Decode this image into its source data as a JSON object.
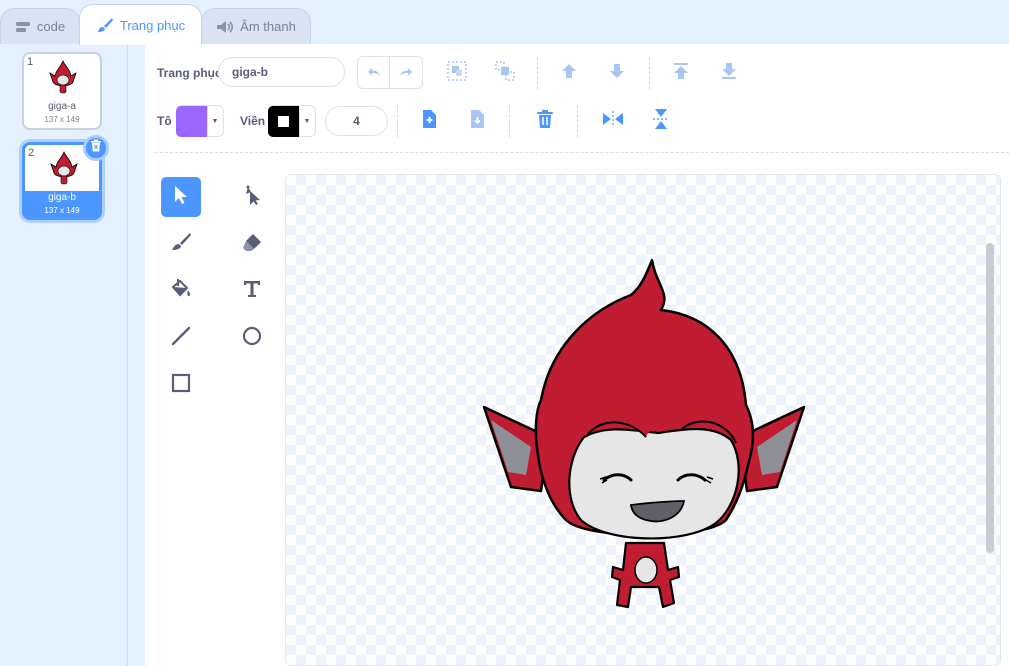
{
  "tabs": [
    {
      "label": "code",
      "icon": "code-icon"
    },
    {
      "label": "Trang phục",
      "icon": "brush-icon"
    },
    {
      "label": "Âm thanh",
      "icon": "speaker-icon"
    }
  ],
  "costumes": [
    {
      "number": "1",
      "name": "giga-a",
      "size": "137 x 149"
    },
    {
      "number": "2",
      "name": "giga-b",
      "size": "137 x 149"
    }
  ],
  "toolbar": {
    "costume_label": "Trang phục",
    "costume_name": "giga-b",
    "fill_label": "Tô",
    "outline_label": "Viền",
    "stroke_width": "4"
  },
  "colors": {
    "accent": "#4c97ff",
    "fill_swatch": "#9966ff",
    "outline_swatch": "#000000",
    "sprite_red": "#c01c32"
  }
}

Exercise prompt
Write out again every line above exactly as given; the pictures do not belong in the copy.

Complete output
Decode this image into its source data as a JSON object.
{
  "tabs": [
    {
      "label": "code",
      "icon": "code-icon"
    },
    {
      "label": "Trang phục",
      "icon": "brush-icon"
    },
    {
      "label": "Âm thanh",
      "icon": "speaker-icon"
    }
  ],
  "costumes": [
    {
      "number": "1",
      "name": "giga-a",
      "size": "137 x 149"
    },
    {
      "number": "2",
      "name": "giga-b",
      "size": "137 x 149"
    }
  ],
  "toolbar": {
    "costume_label": "Trang phục",
    "costume_name": "giga-b",
    "fill_label": "Tô",
    "outline_label": "Viền",
    "stroke_width": "4"
  },
  "colors": {
    "accent": "#4c97ff",
    "fill_swatch": "#9966ff",
    "outline_swatch": "#000000",
    "sprite_red": "#c01c32"
  }
}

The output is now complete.